_ACTIONS TO TAKE_:
(1) In the tank stocking thread, what tank length does the reply advising that frontosa be kept with other frontosa say they ideally need?
(2) Rewrite the rows from the start of the rows through the row containing "The ghost line 512 is at (665, 628).", inclusive, substituting "depicts" for "illustrates" and leaving everything else unchanged.

_TEXT SEGMENT_:
★ ★ ★ ★

# had some tank issues - stocking question



## jkop (Jul 29, 2007)

Hi,

I have Jewel Trigon 350 Tank (350L / 95 US Gal)

I have had some problems with my tank recently, I had a power cut and lost a few of my bigger fish which I think left a power vacuum and my large frontosa I believe has picked off my other two larger fish 

So I want to get my stocking levels right and balance restored!

I currently have:

1 x very large frontosa!

all juve's/sub-adults:

6 x Labidochromis caeruleus (yellow labs)
5 x Iodotropheus sprengerae (rusty cichlids)
4 x Aulonocara "Dragons Blood"
1 x Pseudotropheus demasoni
1 pair x Sciaenochromis fryeri

2 x Pseudotropheus crabro

Should I trade my two Pseudotropheus crabro for demasoni (and get some more)

How many should I get?

I also thought I should get a couple more female Aulonocara "Dragons Blood" to make the ratio right (I think i have 2m / 2f - but it's hard to tell due to size)

I'd like to have them breed, so don't want any species that will inter-breed (which Iguess the demasoni and crabo's might as they are both Pseudotropheus right?)

Any help gratefully recieved!


----------



## a82allison (Jul 17, 2008)

I would take the frontosa out. Either put him in another tank and get some frontosa buddies for him, or trade him in. From what I know, Frontosa like to be with their own kind, and that's about it.

With the other fish, it really depends on what you want. If you want the dems then I would trade the crabro in and get more dems. You want at least 12 dems. And if you did that then you would probably need to take your Aulonocara out of the tank and either trade them in, or set up a new tank. Peacocks don't work with most mbuna.

However, if you really like the peacocks then you could keep them and the labs and the rusties and get rid of everything else in the tank. And add another peacock group.

That's my thoughts anyway! Good luck!


----------



## cichlidaholic (Dec 7, 2005)

I would also remove the frontosa. If not, any new fish you add may be expensive snacks. 

Frontosa should be kept with other frontosa, and you will need a 6 ft tank for them, ideally.

All mouthbrooders can crossbreed, if not kept in proper sized species groups with adequate male/female ratios. With demasoni and crabro, if kept in proper breeding groups, the risk would be very, very minimal, if any. As they are now, the risk exists.


----------



## jkop (Jul 29, 2007)

thanks - I want to keep the peacocks really. I might get rid of the demasoni and crabro then.

What peackocks would add some blue to the tank, that would work well?

Also do I have enough labs/rusty/dragon blood? Should I increase their numbers/ratio and then add a new peacock group?

or

If I set up another tank for the frontosa - would he need other frontosa his size or could I put smaller ones in? he is like 20cm / 7-8"

★ ★ ★ ★

Lines of data:

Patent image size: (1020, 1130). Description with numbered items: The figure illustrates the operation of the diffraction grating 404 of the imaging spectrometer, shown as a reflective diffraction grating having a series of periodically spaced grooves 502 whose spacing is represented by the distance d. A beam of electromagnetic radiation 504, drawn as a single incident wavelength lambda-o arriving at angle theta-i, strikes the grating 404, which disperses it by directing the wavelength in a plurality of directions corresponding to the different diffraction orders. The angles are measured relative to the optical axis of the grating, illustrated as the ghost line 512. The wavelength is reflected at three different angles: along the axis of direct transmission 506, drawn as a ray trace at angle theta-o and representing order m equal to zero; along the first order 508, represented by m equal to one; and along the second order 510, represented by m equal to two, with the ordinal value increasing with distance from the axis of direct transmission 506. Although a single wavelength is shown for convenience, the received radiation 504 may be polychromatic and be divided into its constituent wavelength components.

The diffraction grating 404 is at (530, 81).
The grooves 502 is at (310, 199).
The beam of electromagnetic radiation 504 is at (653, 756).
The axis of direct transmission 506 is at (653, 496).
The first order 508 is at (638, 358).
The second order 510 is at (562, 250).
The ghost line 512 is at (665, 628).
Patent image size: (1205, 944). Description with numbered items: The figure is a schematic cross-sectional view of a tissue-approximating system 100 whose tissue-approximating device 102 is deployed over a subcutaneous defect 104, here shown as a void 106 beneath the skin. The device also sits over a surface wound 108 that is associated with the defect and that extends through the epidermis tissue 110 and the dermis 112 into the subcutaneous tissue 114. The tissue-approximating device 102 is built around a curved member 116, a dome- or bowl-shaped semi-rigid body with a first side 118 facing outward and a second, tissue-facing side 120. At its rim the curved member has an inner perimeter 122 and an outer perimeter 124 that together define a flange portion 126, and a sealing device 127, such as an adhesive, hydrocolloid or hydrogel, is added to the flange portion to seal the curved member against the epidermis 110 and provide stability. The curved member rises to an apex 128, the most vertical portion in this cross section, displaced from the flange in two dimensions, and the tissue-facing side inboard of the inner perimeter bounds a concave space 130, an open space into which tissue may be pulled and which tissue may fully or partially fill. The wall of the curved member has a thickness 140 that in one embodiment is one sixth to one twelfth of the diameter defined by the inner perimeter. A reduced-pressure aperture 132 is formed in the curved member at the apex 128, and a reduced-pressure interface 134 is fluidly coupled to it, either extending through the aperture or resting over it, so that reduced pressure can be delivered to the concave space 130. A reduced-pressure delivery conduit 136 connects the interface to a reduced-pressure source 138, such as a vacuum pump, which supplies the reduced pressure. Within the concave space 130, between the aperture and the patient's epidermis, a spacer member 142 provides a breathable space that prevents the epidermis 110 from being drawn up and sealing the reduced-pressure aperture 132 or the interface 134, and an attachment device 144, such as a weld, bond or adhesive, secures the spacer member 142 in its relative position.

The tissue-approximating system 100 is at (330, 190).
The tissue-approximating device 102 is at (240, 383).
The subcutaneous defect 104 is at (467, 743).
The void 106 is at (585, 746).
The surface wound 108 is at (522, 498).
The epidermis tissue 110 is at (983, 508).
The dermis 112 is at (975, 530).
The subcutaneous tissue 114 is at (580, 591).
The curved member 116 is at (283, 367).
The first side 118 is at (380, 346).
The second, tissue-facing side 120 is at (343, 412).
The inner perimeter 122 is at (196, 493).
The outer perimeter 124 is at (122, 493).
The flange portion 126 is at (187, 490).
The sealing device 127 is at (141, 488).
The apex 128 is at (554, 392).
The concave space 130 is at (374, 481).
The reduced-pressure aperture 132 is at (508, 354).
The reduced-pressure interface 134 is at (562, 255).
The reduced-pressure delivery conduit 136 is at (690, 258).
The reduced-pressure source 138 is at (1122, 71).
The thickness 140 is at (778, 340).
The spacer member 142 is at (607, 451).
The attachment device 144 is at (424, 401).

★ ★ ★ ★

_ANSWERS PROVIDED_:
(1) A 6 ft tank.

(2)
Patent image size: (1020, 1130). Description with numbered items: The figure depicts the operation of the diffraction grating 404 of the imaging spectrometer, shown as a reflective diffraction grating having a series of periodically spaced grooves 502 whose spacing is represented by the distance d. A beam of electromagnetic radiation 504, drawn as a single incident wavelength lambda-o arriving at angle theta-i, strikes the grating 404, which disperses it by directing the wavelength in a plurality of directions corresponding to the different diffraction orders. The angles are measured relative to the optical axis of the grating, illustrated as the ghost line 512. The wavelength is reflected at three different angles: along the axis of direct transmission 506, drawn as a ray trace at angle theta-o and representing order m equal to zero; along the first order 508, represented by m equal to one; and along the second order 510, represented by m equal to two, with the ordinal value increasing with distance from the axis of direct transmission 506. Although a single wavelength is shown for convenience, the received radiation 504 may be polychromatic and be divided into its constituent wavelength components.

The diffraction grating 404 is at (530, 81).
The grooves 502 is at (310, 199).
The beam of electromagnetic radiation 504 is at (653, 756).
The axis of direct transmission 506 is at (653, 496).
The first order 508 is at (638, 358).
The second order 510 is at (562, 250).
The ghost line 512 is at (665, 628).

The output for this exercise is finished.